• [GIVEN RECORDS]:
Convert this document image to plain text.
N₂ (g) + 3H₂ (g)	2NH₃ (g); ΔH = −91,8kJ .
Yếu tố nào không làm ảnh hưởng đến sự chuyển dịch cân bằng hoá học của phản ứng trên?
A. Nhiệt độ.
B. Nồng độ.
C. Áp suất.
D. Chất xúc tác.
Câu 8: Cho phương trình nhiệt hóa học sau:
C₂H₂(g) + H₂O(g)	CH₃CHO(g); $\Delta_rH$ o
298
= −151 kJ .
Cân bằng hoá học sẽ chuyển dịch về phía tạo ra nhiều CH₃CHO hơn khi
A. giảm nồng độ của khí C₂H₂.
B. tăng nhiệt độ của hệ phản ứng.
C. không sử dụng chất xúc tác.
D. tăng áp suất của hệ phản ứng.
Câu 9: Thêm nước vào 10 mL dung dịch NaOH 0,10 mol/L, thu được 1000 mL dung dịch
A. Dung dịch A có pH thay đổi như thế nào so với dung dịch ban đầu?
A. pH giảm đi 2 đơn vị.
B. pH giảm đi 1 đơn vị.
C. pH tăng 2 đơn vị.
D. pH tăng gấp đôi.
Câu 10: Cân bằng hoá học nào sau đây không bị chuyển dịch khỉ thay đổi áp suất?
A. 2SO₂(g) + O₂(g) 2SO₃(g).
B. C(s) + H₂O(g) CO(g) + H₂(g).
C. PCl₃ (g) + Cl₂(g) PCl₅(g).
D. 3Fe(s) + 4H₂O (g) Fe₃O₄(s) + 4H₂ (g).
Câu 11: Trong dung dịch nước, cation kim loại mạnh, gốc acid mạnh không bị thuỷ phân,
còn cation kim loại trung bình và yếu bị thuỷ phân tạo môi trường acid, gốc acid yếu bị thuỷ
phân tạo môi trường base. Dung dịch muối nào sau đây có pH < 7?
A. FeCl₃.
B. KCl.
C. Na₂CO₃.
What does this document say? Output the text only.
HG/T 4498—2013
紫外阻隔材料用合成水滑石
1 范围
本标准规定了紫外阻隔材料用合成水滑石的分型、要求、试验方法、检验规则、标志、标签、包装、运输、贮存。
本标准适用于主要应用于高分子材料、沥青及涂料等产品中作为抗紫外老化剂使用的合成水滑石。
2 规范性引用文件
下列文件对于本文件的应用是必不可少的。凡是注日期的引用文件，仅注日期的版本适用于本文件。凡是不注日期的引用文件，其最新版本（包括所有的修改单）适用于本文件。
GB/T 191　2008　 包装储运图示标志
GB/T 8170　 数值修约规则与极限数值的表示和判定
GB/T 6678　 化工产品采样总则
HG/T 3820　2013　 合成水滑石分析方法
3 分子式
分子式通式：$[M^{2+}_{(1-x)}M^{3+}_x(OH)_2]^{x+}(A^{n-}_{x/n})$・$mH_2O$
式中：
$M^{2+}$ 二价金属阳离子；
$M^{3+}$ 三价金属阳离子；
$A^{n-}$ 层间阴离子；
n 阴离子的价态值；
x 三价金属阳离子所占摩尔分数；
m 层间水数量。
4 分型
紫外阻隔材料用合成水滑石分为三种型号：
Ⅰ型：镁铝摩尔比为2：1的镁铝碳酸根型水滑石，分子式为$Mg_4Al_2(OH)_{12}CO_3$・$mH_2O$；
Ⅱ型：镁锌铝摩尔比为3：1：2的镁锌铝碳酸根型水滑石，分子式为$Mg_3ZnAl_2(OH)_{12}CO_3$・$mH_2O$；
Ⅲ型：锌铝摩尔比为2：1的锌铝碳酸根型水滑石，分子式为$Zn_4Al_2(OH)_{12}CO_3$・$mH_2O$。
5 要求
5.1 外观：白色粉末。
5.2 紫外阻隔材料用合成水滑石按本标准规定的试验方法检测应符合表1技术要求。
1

• [SET PROBLEM]: Nothing but the lines from the line with "What does this" to the last line of the listing above should appear; please retype them exactly, both ends included.

• [EXPECTED ANSWER]:
What does this document say? Output the text only.
HG/T 4498—2013
紫外阻隔材料用合成水滑石
1 范围
本标准规定了紫外阻隔材料用合成水滑石的分型、要求、试验方法、检验规则、标志、标签、包装、运输、贮存。
本标准适用于主要应用于高分子材料、沥青及涂料等产品中作为抗紫外老化剂使用的合成水滑石。
2 规范性引用文件
下列文件对于本文件的应用是必不可少的。凡是注日期的引用文件，仅注日期的版本适用于本文件。凡是不注日期的引用文件，其最新版本（包括所有的修改单）适用于本文件。
GB/T 191　2008　 包装储运图示标志
GB/T 8170　 数值修约规则与极限数值的表示和判定
GB/T 6678　 化工产品采样总则
HG/T 3820　2013　 合成水滑石分析方法
3 分子式
分子式通式：$[M^{2+}_{(1-x)}M^{3+}_x(OH)_2]^{x+}(A^{n-}_{x/n})$・$mH_2O$
式中：
$M^{2+}$ 二价金属阳离子；
$M^{3+}$ 三价金属阳离子；
$A^{n-}$ 层间阴离子；
n 阴离子的价态值；
x 三价金属阳离子所占摩尔分数；
m 层间水数量。
4 分型
紫外阻隔材料用合成水滑石分为三种型号：
Ⅰ型：镁铝摩尔比为2：1的镁铝碳酸根型水滑石，分子式为$Mg_4Al_2(OH)_{12}CO_3$・$mH_2O$；
Ⅱ型：镁锌铝摩尔比为3：1：2的镁锌铝碳酸根型水滑石，分子式为$Mg_3ZnAl_2(OH)_{12}CO_3$・$mH_2O$；
Ⅲ型：锌铝摩尔比为2：1的锌铝碳酸根型水滑石，分子式为$Zn_4Al_2(OH)_{12}CO_3$・$mH_2O$。
5 要求
5.1 外观：白色粉末。
5.2 紫外阻隔材料用合成水滑石按本标准规定的试验方法检测应符合表1技术要求。
1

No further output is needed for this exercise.